**What you should do:** Gather every line of the entries that includes the word "Look".

Dataset rows
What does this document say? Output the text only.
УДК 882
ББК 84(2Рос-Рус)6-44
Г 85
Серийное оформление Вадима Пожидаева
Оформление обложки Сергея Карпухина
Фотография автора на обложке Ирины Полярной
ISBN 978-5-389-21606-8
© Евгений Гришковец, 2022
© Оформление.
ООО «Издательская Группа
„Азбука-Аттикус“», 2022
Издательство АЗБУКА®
==
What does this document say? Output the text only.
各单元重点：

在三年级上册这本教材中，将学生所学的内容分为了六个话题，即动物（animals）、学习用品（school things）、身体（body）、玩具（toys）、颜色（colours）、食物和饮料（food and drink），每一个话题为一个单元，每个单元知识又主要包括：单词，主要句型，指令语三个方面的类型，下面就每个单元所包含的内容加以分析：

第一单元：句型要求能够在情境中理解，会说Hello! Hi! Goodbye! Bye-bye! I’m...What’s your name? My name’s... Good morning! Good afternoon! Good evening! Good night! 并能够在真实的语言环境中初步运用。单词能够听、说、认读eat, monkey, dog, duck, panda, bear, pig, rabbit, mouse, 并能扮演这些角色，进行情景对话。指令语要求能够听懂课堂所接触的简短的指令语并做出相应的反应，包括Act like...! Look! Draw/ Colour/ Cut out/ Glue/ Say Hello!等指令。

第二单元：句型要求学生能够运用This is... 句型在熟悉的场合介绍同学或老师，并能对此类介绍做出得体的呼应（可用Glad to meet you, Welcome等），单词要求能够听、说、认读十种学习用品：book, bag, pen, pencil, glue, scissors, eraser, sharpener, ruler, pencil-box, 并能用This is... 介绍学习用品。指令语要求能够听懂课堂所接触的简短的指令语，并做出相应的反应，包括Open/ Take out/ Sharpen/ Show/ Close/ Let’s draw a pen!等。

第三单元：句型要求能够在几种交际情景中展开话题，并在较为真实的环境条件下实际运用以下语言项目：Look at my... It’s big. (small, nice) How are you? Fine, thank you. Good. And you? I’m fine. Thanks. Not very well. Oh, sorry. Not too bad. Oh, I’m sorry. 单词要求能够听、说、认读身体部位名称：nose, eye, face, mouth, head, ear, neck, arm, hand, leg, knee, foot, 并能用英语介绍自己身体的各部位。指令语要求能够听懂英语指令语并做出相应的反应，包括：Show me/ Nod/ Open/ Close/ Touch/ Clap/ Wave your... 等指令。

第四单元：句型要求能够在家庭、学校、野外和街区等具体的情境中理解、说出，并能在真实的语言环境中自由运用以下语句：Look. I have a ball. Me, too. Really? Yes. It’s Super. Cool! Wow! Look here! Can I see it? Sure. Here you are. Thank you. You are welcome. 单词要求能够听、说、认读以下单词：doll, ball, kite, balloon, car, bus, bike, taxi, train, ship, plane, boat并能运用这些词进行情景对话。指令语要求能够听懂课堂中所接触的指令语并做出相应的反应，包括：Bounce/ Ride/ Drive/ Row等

**Completed task:**
第一单元：句型要求能够在情境中理解，会说Hello! Hi! Goodbye! Bye-bye! I’m...What’s your name? My name’s... Good morning! Good afternoon! Good evening! Good night! 并能够在真实的语言环境中初步运用。单词能够听、说、认读eat, monkey, dog, duck, panda, bear, pig, rabbit, mouse, 并能扮演这些角色，进行情景对话。指令语要求能够听懂课堂所接触的简短的指令语并做出相应的反应，包括Act like...! Look! Draw/ Colour/ Cut out/ Glue/ Say Hello!等指令。
第三单元：句型要求能够在几种交际情景中展开话题，并在较为真实的环境条件下实际运用以下语言项目：Look at my... It’s big. (small, nice) How are you? Fine, thank you. Good. And you? I’m fine. Thanks. Not very well. Oh, sorry. Not too bad. Oh, I’m sorry. 单词要求能够听、说、认读身体部位名称：nose, eye, face, mouth, head, ear, neck, arm, hand, leg, knee, foot, 并能用英语介绍自己身体的各部位。指令语要求能够听懂英语指令语并做出相应的反应，包括：Show me/ Nod/ Open/ Close/ Touch/ Clap/ Wave your... 等指令。
第四单元：句型要求能够在家庭、学校、野外和街区等具体的情境中理解、说出，并能在真实的语言环境中自由运用以下语句：Look. I have a ball. Me, too. Really? Yes. It’s Super. Cool! Wow! Look here! Can I see it? Sure. Here you are. Thank you. You are welcome. 单词要求能够听、说、认读以下单词：doll, ball, kite, balloon, car, bus, bike, taxi, train, ship, plane, boat并能运用这些词进行情景对话。指令语要求能够听懂课堂中所接触的指令语并做出相应的反应，包括：Bounce/ Ride/ Drive/ Row等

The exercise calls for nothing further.